SET TASK
Copy out each line featuring the string "spoke" from the entries beneath.

>>

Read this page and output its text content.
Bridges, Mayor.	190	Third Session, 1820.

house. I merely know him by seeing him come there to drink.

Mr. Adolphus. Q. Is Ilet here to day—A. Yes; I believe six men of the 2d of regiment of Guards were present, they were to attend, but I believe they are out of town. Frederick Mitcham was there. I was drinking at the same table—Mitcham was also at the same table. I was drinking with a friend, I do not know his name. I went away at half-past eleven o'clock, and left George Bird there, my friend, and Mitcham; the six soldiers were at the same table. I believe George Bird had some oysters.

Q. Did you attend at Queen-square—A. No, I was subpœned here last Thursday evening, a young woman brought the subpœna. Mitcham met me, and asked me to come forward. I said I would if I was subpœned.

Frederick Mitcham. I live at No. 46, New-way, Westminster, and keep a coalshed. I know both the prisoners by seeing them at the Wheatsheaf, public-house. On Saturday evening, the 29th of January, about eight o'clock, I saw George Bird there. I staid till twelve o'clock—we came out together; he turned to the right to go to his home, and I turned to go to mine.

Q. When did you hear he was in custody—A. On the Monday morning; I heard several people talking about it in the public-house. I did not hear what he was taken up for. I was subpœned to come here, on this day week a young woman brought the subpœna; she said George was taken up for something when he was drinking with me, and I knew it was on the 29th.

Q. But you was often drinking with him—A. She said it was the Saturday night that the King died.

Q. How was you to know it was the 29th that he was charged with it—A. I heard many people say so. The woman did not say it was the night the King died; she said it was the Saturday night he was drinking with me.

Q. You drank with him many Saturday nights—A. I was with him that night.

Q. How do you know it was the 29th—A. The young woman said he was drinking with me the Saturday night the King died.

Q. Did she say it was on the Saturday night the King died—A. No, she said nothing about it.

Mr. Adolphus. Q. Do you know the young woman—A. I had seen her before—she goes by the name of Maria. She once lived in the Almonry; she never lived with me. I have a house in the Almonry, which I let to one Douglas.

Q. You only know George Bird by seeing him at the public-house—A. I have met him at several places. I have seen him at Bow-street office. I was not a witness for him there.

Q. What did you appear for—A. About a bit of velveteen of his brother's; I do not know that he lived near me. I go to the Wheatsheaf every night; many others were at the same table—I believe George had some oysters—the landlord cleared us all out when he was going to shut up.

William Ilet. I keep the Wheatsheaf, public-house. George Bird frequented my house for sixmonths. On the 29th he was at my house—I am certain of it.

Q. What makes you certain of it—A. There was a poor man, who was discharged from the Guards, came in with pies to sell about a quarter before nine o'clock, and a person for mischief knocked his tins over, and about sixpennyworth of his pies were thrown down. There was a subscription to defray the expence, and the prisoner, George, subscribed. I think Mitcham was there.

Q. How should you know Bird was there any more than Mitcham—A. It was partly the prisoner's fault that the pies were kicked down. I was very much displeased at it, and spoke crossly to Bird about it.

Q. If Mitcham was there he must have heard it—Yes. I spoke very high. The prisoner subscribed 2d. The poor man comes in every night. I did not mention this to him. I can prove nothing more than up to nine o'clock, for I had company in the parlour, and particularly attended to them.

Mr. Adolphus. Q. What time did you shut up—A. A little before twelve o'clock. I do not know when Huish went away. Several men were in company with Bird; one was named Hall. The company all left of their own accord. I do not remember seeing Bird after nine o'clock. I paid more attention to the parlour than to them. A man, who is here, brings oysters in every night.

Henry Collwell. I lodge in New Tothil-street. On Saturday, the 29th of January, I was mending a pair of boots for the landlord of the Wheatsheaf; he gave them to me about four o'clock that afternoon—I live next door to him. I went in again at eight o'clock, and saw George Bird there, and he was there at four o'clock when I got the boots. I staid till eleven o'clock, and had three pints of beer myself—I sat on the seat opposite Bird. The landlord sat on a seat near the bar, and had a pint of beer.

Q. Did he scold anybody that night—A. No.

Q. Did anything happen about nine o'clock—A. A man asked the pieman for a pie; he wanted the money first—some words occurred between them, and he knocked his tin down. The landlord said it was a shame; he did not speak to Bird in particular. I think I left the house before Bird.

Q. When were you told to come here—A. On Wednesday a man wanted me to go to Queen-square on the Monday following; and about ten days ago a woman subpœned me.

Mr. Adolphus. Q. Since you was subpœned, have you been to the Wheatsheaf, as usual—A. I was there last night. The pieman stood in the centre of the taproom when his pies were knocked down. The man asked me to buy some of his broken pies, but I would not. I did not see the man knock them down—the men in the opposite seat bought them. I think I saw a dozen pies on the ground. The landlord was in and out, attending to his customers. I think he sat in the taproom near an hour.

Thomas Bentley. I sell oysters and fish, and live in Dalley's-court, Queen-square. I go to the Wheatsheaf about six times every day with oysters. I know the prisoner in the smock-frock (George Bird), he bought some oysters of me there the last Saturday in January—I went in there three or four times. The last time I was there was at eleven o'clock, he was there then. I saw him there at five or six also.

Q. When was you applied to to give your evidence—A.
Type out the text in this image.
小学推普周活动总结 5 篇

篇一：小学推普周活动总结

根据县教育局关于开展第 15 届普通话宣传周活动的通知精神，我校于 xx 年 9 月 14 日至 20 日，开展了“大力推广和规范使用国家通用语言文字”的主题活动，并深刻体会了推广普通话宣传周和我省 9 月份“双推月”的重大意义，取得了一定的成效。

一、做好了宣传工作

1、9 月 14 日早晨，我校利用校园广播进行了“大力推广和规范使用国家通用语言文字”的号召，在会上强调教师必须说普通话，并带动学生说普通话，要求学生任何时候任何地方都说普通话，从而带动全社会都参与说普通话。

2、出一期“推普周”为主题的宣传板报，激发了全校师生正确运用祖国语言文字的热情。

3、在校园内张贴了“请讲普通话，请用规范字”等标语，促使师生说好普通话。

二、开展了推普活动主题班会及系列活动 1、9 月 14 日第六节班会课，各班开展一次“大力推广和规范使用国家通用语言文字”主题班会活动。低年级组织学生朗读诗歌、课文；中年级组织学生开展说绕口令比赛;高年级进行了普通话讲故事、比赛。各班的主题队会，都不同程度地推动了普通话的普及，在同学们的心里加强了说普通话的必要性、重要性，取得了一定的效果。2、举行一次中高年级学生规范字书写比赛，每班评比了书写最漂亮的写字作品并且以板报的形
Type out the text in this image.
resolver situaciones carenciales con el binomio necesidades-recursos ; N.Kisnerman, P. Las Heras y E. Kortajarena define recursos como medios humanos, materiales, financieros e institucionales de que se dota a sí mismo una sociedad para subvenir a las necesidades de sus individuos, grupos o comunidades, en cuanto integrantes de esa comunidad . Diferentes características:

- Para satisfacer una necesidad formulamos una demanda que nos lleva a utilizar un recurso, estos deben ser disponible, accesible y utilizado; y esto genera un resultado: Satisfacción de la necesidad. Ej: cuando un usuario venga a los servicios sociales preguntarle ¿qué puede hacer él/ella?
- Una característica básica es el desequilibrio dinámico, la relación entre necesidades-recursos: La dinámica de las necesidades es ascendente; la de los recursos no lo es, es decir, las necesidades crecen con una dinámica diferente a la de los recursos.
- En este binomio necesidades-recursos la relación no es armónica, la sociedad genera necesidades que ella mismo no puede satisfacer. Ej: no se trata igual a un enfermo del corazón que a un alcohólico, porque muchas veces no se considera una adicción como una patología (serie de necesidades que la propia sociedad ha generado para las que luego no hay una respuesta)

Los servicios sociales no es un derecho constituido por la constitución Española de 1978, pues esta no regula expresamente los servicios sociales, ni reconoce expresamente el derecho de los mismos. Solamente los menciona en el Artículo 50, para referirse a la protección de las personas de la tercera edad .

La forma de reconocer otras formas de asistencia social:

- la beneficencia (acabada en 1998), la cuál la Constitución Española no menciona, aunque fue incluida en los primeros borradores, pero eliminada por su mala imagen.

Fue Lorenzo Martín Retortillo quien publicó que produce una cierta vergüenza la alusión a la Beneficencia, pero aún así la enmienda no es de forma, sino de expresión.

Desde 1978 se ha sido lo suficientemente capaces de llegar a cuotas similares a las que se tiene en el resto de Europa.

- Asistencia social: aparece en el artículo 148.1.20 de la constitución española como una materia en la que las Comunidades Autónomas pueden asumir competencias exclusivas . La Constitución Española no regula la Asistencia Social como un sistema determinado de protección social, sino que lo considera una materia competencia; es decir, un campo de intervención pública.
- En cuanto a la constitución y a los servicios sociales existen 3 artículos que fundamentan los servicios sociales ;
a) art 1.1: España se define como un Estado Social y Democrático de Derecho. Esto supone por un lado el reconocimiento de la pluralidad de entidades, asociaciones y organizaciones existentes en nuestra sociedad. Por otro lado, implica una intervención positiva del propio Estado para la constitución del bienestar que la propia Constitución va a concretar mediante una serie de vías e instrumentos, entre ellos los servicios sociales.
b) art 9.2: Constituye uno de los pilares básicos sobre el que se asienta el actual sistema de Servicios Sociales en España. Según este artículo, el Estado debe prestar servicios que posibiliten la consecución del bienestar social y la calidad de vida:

<<

TASK OUTPUT
Q. How should you know Bird was there any more than Mitcham—A. It was partly the prisoner's fault that the pies were kicked down. I was very much displeased at it, and spoke crossly to Bird about it.
Q. If Mitcham was there he must have heard it—Yes. I spoke very high. The prisoner subscribed 2d. The poor man comes in every night. I did not mention this to him. I can prove nothing more than up to nine o'clock, for I had company in the parlour, and particularly attended to them.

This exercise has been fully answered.